>> begin Supplied information

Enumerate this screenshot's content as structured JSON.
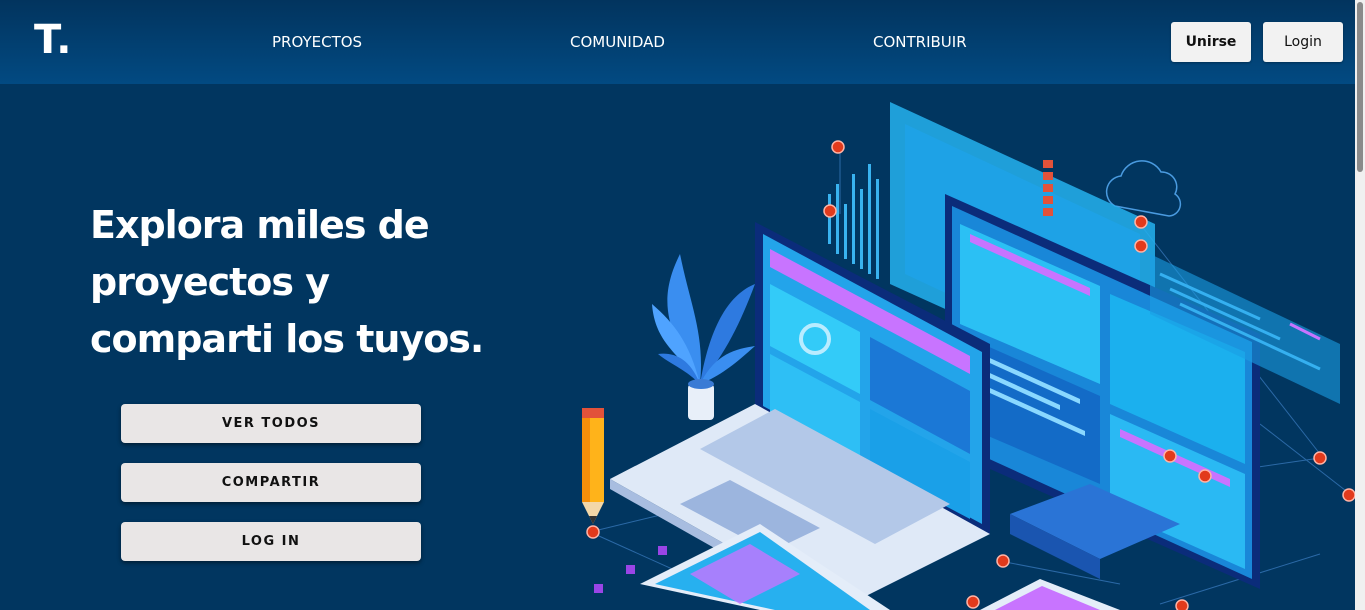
{
  "brand": {
    "logo": "T."
  },
  "nav": {
    "links": [
      "PROYECTOS",
      "COMUNIDAD",
      "CONTRIBUIR"
    ],
    "join_label": "Unirse",
    "login_label": "Login"
  },
  "hero": {
    "title_lines": [
      "Explora miles de",
      "proyectos y",
      "comparti los tuyos."
    ],
    "buttons": [
      "VER TODOS",
      "COMPARTIR",
      "LOG IN"
    ]
  },
  "colors": {
    "background": "#013660",
    "navbar": "#024a82",
    "button": "#e9e6e6"
  },
  "icons": [
    "cloud-icon",
    "plant-icon",
    "pencil-icon",
    "laptop-icon",
    "monitor-icon",
    "tablet-icon"
  ]
}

>> end Supplied information

Transcribe the material as is, with images omitted.

Enumerate this screenshot's content as structured JSON.
{
  "brand": {
    "logo": "T."
  },
  "nav": {
    "links": [
      "PROYECTOS",
      "COMUNIDAD",
      "CONTRIBUIR"
    ],
    "join_label": "Unirse",
    "login_label": "Login"
  },
  "hero": {
    "title_lines": [
      "Explora miles de",
      "proyectos y",
      "comparti los tuyos."
    ],
    "buttons": [
      "VER TODOS",
      "COMPARTIR",
      "LOG IN"
    ]
  },
  "colors": {
    "background": "#013660",
    "navbar": "#024a82",
    "button": "#e9e6e6"
  },
  "icons": [
    "cloud-icon",
    "plant-icon",
    "pencil-icon",
    "laptop-icon",
    "monitor-icon",
    "tablet-icon"
  ]
}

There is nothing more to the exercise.